----- Selected excerpt

Florida tried to enact tort reform in 2003, found unconstitutional in 2017 and overturned. I have no idea why doctors continue to practice there.

New York has the highest payouts in the country. Florida is #3.

Pick your state wisely. It has nothing to do whether you are a good doctor or not, remember that. I'd have been sued 5 times over if I lived in Florida and maybe I wouldn't have been sued at all if I lived in Texas.

I had a wise attending in residency who had similar advice when picking a hospital to work and encouraged me to do my due diligence and research whether the public considered it a "good" or "bad" hospital and whether it generated many lawsuits. He told me it doesn't matter how good I practice. If the public considers it a "bad" hospital and it generates lots of suits, my risk of lawsuit goes up, irrespective of whether I did anything wrong or not.
Where'd you get that data from?

I'd always thought Indiana had a pretty favorable environment, for example.

----------
----- Study material

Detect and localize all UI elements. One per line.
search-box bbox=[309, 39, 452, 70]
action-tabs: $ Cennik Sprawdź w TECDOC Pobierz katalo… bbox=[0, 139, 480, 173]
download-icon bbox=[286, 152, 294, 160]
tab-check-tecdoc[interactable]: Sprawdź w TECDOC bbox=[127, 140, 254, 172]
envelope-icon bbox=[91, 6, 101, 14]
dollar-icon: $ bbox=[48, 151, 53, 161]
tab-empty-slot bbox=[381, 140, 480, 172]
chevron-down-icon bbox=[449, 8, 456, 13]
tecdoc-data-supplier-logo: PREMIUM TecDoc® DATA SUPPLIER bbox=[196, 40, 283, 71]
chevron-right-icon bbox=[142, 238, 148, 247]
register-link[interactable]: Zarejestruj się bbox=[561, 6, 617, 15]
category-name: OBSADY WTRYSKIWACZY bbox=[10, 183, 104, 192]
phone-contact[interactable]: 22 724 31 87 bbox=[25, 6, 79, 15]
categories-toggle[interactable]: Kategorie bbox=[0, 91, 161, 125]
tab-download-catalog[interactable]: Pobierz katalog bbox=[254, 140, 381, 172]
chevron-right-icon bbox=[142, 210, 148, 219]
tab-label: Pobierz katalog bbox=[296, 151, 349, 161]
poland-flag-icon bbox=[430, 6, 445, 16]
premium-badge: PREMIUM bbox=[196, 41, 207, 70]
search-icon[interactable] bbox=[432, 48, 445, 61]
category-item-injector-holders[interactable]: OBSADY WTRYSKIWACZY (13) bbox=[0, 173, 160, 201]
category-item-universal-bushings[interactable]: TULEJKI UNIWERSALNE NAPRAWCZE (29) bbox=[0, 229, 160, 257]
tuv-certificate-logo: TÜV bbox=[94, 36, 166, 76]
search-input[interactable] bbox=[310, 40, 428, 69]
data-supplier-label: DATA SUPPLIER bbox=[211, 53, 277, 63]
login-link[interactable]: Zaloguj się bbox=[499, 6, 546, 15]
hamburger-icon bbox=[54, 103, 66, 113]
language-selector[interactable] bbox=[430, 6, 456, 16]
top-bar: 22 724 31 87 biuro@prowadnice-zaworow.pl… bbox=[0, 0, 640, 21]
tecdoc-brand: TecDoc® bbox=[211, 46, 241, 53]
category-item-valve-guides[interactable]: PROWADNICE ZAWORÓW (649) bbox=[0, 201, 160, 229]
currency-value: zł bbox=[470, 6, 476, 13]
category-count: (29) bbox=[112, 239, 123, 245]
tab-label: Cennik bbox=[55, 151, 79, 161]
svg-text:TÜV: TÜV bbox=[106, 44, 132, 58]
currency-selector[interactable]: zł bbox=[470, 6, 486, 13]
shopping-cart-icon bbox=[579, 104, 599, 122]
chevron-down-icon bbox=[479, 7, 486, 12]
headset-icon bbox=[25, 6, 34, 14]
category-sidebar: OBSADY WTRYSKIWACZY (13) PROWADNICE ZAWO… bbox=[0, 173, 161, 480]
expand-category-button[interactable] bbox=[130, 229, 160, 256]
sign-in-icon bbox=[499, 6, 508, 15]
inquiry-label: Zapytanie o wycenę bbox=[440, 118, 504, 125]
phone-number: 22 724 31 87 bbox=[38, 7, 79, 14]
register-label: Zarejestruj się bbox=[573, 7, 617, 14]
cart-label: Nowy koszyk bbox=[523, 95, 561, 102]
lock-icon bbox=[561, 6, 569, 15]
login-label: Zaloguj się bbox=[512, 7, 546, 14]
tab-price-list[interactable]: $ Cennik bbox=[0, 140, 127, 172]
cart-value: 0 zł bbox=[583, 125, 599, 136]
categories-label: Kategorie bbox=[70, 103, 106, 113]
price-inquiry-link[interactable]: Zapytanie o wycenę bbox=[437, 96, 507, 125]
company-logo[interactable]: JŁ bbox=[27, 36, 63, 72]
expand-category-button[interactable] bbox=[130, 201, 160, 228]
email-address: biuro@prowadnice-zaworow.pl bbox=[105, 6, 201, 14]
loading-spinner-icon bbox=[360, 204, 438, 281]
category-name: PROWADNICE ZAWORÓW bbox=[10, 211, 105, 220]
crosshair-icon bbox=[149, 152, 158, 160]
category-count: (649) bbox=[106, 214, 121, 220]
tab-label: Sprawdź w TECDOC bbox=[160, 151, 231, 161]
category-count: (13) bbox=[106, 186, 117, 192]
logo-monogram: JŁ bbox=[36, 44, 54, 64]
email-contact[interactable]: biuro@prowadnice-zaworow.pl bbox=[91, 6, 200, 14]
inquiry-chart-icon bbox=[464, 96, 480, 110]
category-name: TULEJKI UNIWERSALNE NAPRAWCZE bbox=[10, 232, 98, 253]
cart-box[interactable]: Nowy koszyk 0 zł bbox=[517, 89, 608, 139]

----------

■ What is needed:
In the tort reform discussion, which state has the highest payouts in the country? This listing is separate material and has no connection to the tort reform discussion.

■ Expected answer:
New York